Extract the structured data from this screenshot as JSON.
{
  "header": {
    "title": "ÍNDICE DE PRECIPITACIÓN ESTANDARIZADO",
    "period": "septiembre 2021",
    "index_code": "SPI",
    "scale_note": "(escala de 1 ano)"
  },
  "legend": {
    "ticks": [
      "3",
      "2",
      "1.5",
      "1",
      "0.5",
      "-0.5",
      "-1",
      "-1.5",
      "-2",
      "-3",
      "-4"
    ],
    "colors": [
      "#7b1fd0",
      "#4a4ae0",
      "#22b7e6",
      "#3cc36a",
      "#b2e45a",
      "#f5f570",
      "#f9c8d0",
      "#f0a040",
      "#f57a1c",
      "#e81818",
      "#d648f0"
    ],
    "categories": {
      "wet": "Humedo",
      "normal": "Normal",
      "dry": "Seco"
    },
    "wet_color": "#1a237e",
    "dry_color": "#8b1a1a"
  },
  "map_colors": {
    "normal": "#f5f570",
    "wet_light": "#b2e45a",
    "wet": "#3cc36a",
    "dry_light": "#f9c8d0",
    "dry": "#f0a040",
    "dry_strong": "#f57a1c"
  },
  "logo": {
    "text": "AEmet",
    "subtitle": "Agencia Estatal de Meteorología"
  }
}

-=-=-=-=-

* [Your goal] Using the data above, output each line exactly.

* [Reply]
Extract the structured data from this screenshot as JSON.
{
  "header": {
    "title": "ÍNDICE DE PRECIPITACIÓN ESTANDARIZADO",
    "period": "septiembre 2021",
    "index_code": "SPI",
    "scale_note": "(escala de 1 ano)"
  },
  "legend": {
    "ticks": [
      "3",
      "2",
      "1.5",
      "1",
      "0.5",
      "-0.5",
      "-1",
      "-1.5",
      "-2",
      "-3",
      "-4"
    ],
    "colors": [
      "#7b1fd0",
      "#4a4ae0",
      "#22b7e6",
      "#3cc36a",
      "#b2e45a",
      "#f5f570",
      "#f9c8d0",
      "#f0a040",
      "#f57a1c",
      "#e81818",
      "#d648f0"
    ],
    "categories": {
      "wet": "Humedo",
      "normal": "Normal",
      "dry": "Seco"
    },
    "wet_color": "#1a237e",
    "dry_color": "#8b1a1a"
  },
  "map_colors": {
    "normal": "#f5f570",
    "wet_light": "#b2e45a",
    "wet": "#3cc36a",
    "dry_light": "#f9c8d0",
    "dry": "#f0a040",
    "dry_strong": "#f57a1c"
  },
  "logo": {
    "text": "AEmet",
    "subtitle": "Agencia Estatal de Meteorología"
  }
}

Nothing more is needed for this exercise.